● INFORMATION SHOWN:
+--
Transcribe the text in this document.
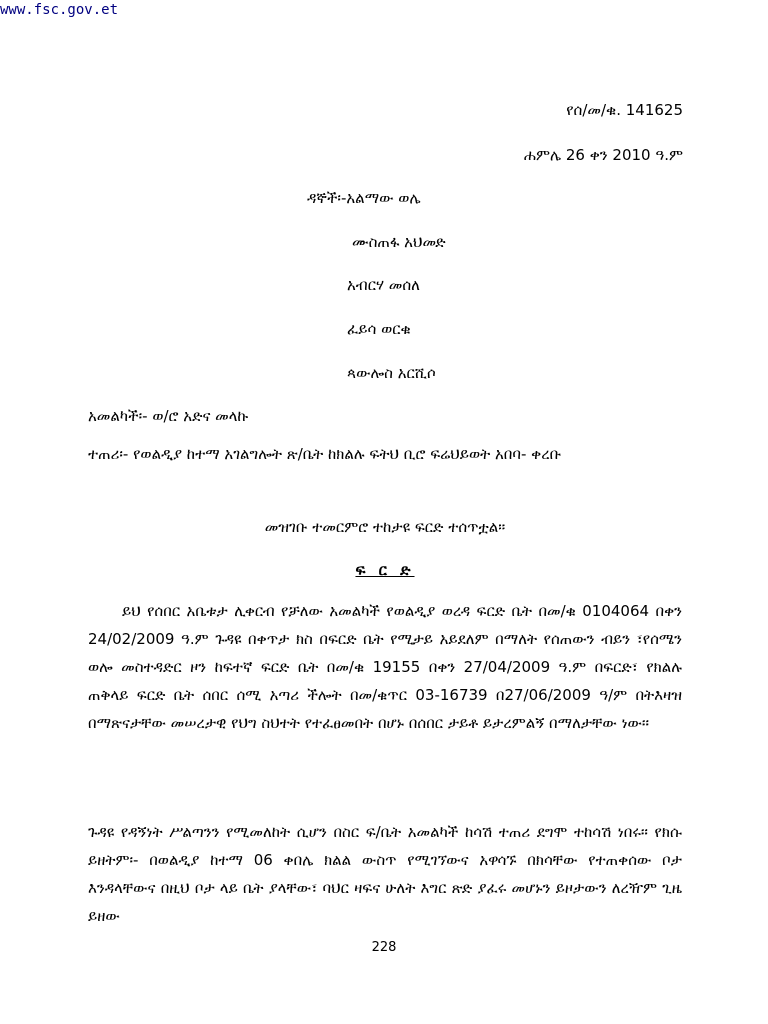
www.fsc.gov.et
የሰ/መ/ቁ. 141625
ሐምሌ 26 ቀን 2010 ዓ.ም
ዳኞች፡-አልማው ወሌ
ሙስጠፋ አህመድ
አብርሃ መሰለ
ፈይሳ ወርቁ
ጳውሎስ አርሺሶ
አመልካች፡- ወ/ሮ አድና መላኩ
ተጠሪ፡- የወልዲያ ከተማ አገልግሎት ጽ/ቤት ከክልሉ ፍትህ ቢሮ ፍሬህይወት አበባ- ቀረቡ
መዝገቡ ተመርምሮ ተከታዩ ፍርድ ተሰጥቷል።
ፍ ር ድ
ይህ የሰበር አቤቱታ ሊቀርብ የቻለው አመልካች የወልዲያ ወረዳ ፍርድ ቤት በመ/ቁ 0104064 በቀን 24/02/2009 ዓ.ም ጉዳዩ በቀጥታ ክስ በፍርድ ቤት የሚታይ አይደለም በማለት የሰጠውን ብይን ፣የሰሜን ወሎ መስተዳድር ዞን ከፍተኛ ፍርድ ቤት በመ/ቁ 19155 በቀን 27/04/2009 ዓ.ም በፍርድ፣ የክልሉ ጠቅላይ ፍርድ ቤት ሰበር ሰሚ አጣሪ ችሎት በመ/ቁጥር 03-16739 በ27/06/2009 ዓ/ም በትእዛዝ በማጽናታቸው መሠረታዊ የህግ ስህተት የተፈፀመበት በሆኑ በሰበር ታይቶ ይታረምልኝ በማለታቸው ነው፡፡
ጉዳዩ የዳኝነት ሥልጣንን የሚመለከት ሲሆን በስር ፍ/ቤት አመልካች ከሳሽ ተጠሪ ደግሞ ተከሳሽ ነበሩ፡፡ የክሱ ይዘትም፡- በወልዲያ ከተማ 06 ቀበሌ ክልል ውስጥ የሚገኘውና አዋሳኙ በክሳቸው የተጠቀሰው ቦታ እንዳላቸውና በዚህ ቦታ ላይ ቤት ያላቸው፣ ባህር ዛፍና ሁለት እግር ጽድ ያፈሩ መሆኑን ይዞታውን ለረዥም ጊዜ ይዘው
228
+--
Without the pictures, extract every entry verbatim.

Transcribe the text in this document.
www.fsc.gov.et
የሰ/መ/ቁ. 141625
ሐምሌ 26 ቀን 2010 ዓ.ም
ዳኞች፡-አልማው ወሌ
ሙስጠፋ አህመድ
አብርሃ መሰለ
ፈይሳ ወርቁ
ጳውሎስ አርሺሶ
አመልካች፡- ወ/ሮ አድና መላኩ
ተጠሪ፡- የወልዲያ ከተማ አገልግሎት ጽ/ቤት ከክልሉ ፍትህ ቢሮ ፍሬህይወት አበባ- ቀረቡ
መዝገቡ ተመርምሮ ተከታዩ ፍርድ ተሰጥቷል።
ፍ ር ድ
ይህ የሰበር አቤቱታ ሊቀርብ የቻለው አመልካች የወልዲያ ወረዳ ፍርድ ቤት በመ/ቁ 0104064 በቀን 24/02/2009 ዓ.ም ጉዳዩ በቀጥታ ክስ በፍርድ ቤት የሚታይ አይደለም በማለት የሰጠውን ብይን ፣የሰሜን ወሎ መስተዳድር ዞን ከፍተኛ ፍርድ ቤት በመ/ቁ 19155 በቀን 27/04/2009 ዓ.ም በፍርድ፣ የክልሉ ጠቅላይ ፍርድ ቤት ሰበር ሰሚ አጣሪ ችሎት በመ/ቁጥር 03-16739 በ27/06/2009 ዓ/ም በትእዛዝ በማጽናታቸው መሠረታዊ የህግ ስህተት የተፈፀመበት በሆኑ በሰበር ታይቶ ይታረምልኝ በማለታቸው ነው፡፡
ጉዳዩ የዳኝነት ሥልጣንን የሚመለከት ሲሆን በስር ፍ/ቤት አመልካች ከሳሽ ተጠሪ ደግሞ ተከሳሽ ነበሩ፡፡ የክሱ ይዘትም፡- በወልዲያ ከተማ 06 ቀበሌ ክልል ውስጥ የሚገኘውና አዋሳኙ በክሳቸው የተጠቀሰው ቦታ እንዳላቸውና በዚህ ቦታ ላይ ቤት ያላቸው፣ ባህር ዛፍና ሁለት እግር ጽድ ያፈሩ መሆኑን ይዞታውን ለረዥም ጊዜ ይዘው
228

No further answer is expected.